>> Begin EXTRACT PROVIDED

# Happy Birthday Stefan



## knyfeknerd (Apr 20, 2013)

Have a good one man! Hope you get to enjoy lots of delicious adult beverages.


----------



## Von blewitt (Apr 20, 2013)

Happy Birthday Stefan!


----------



## Johnny.B.Good (Apr 20, 2013)

Happy birthday! 

Go kick your feet up in the sand and enjoy it!


----------



## Pensacola Tiger (Apr 20, 2013)

Happy Birthday!!


----------



## Dream Burls (Apr 20, 2013)

Happy Birthday Stephan, and many many more.


----------



## mc2442 (Apr 20, 2013)

Happy B-Day!


----------



## Jmadams13 (Apr 20, 2013)

Happy birthday


----------



## Mike9 (Apr 20, 2013)

Have a happy!!!


----------



## geezr (Apr 20, 2013)

:hbday:........and many more.....:cooking::beer:


----------



## Lefty (Apr 20, 2013)

Happy birthday, Handle King!


----------



## markenki (Apr 20, 2013)

Alles Gute! I'll drink to your health tonight.


----------



## Igasho (Apr 20, 2013)

:groucho: Happy Bday Stefan! Don't play with your wood too much today!


----------



## kalaeb (Apr 20, 2013)

Herzlichen Glückwunsch zum Geburtstag, Herr Keller.


----------



## chinacats (Apr 20, 2013)

Happy Birthday!


----------



## WildBoar (Apr 20, 2013)

Happy birthday, Stefan! Hope you spend it on a beach, while enjoying some tasty drinks and a nice view of the 'natives'.


----------



## mhenry (Apr 20, 2013)

Happy B-day kid


----------



## wenus2 (Apr 20, 2013)

Happy bday handle miser, I mean meister.
:hbday:


----------



## cclin (Apr 20, 2013)

:beer:Happy Birthday!

>> End EXTRACT PROVIDED

__REQUIRED TASK__
Carry on the birthday thread for Stefan above, adding more posts after the last one shown.

>> Begin EXCERPTED RECORDS

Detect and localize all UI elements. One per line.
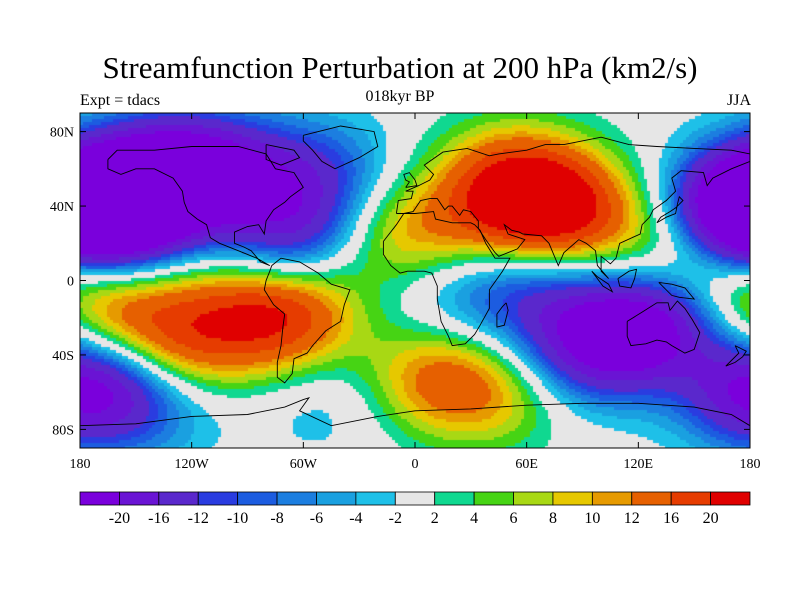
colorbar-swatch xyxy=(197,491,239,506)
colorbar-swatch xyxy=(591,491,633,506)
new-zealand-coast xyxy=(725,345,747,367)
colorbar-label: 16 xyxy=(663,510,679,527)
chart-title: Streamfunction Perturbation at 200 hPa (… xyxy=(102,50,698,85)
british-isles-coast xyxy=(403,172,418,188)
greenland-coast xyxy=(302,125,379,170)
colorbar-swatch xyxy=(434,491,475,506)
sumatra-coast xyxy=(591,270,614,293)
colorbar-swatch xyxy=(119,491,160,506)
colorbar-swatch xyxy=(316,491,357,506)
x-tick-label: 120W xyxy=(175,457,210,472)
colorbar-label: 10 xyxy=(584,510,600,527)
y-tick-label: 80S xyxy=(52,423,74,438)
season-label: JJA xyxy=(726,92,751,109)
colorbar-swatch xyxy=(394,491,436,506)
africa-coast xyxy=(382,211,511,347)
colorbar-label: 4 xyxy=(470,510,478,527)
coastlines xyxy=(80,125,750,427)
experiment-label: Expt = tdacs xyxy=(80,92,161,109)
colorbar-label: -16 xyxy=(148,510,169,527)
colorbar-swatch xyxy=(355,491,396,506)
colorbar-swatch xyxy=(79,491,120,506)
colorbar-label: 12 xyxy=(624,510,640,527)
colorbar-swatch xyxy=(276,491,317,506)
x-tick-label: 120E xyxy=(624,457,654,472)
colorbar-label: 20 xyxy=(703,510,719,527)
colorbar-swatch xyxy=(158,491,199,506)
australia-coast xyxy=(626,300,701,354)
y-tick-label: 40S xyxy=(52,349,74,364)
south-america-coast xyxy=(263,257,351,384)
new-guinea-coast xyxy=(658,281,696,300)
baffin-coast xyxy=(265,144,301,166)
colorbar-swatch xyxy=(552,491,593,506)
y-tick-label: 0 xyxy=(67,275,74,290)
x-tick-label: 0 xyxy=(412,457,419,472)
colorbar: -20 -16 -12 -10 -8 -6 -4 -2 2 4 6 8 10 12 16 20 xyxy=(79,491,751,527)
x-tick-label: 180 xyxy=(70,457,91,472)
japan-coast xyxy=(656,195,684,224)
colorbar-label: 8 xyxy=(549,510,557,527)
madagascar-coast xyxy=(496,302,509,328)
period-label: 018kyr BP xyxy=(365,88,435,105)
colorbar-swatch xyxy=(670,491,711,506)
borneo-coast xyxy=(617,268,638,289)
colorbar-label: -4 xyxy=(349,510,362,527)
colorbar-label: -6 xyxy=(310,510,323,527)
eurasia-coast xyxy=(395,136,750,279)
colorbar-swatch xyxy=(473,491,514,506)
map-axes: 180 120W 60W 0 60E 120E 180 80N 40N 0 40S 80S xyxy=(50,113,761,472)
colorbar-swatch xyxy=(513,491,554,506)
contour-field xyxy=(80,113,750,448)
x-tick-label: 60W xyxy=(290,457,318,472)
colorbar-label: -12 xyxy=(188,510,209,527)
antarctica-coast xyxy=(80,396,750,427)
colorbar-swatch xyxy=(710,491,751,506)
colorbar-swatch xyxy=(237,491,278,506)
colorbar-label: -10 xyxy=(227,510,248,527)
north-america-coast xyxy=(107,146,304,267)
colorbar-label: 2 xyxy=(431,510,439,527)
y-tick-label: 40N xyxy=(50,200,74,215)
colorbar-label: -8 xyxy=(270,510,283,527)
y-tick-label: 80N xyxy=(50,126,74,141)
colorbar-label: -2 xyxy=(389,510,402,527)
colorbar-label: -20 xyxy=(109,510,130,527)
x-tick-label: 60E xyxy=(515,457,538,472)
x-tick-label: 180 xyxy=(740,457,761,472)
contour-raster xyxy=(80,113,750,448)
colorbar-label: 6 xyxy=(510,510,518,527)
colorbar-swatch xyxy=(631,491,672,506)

>> End EXCERPTED RECORDS

__RESPONSE__
----------



## apicius9 (Apr 20, 2013)

Thank you all for the wishes! My plan was to spend time at the beach, but on Thursday my car died on me and is still in the shop. Any repair over $50 will at least double its value....

Anyway, had a friend drive me to the wood shop instead, will work on handles for a few hours and tonight I will put a large steak on the grill and check the wine fridge for a decent red to go with it. Not really in a very celebratory mood, still job hunting and when that will be successful I will party like it's 1999....

Stefan


----------



## unkajonet (Apr 20, 2013)

Happy Birthday!


----------



## El Pescador (Apr 20, 2013)

Happy birthday dude!


----------



## Marko Tsourkan (Apr 20, 2013)

Herzlichen Glückwunsch zum Geburtstag!

Prost!


----------



## RobinW (Apr 20, 2013)

Congrats Handle Meister!


----------



## mhlee (Apr 20, 2013)

Happy Birthday, Stefan!


----------



## Mrmnms (Apr 20, 2013)

Best of luck Stephan, hope there's great news just around the corner.


----------



## stereo.pete (Apr 20, 2013)

Happy B-Day Stefan!


----------



## don (Apr 21, 2013)

Happy Birthday!


----------



## mr drinky (Apr 21, 2013)

Yes, yes, all that geburtstag stuff. Happy day sir. I almost missed it by my time zone. I hope that steak was good, and a wine called your name. 

Cheers,
k.


----------



## apicius9 (Apr 21, 2013)

mr drinky said:


> Yes, yes, all that geburtstag stuff. Happy day sir. I almost missed it by my time zone. I hope that steak was good, and a wine called your name.
> 
> Cheers,
> k.



Thanks, steak was just a little overdone (cut too thin...), and we had a nice sparkling shiraz with it. As a birthday cake we have a fruit tarte, and I will probably open my last bottle of Mueller-Catoir Mussbacher Eselshaut Rieslaner Trockenbeerenauslese 1990 with that. Still early evening out here.

Stefan


----------



## franzb69 (Apr 21, 2013)

already greeted you on facebook

=p


----------



## mr drinky (Apr 21, 2013)

apicius9 said:


> Thanks, steak was just a little overdone (cut too thin...), and we had a nice sparkling shiraz with it. As a birthday cake we have a fruit tarte, and I will probably open my last bottle of Mueller-Catoir Mussbacher Eselshaut Rieslaner Trockenbeerenauslese 1990 with that. Still early evening out here.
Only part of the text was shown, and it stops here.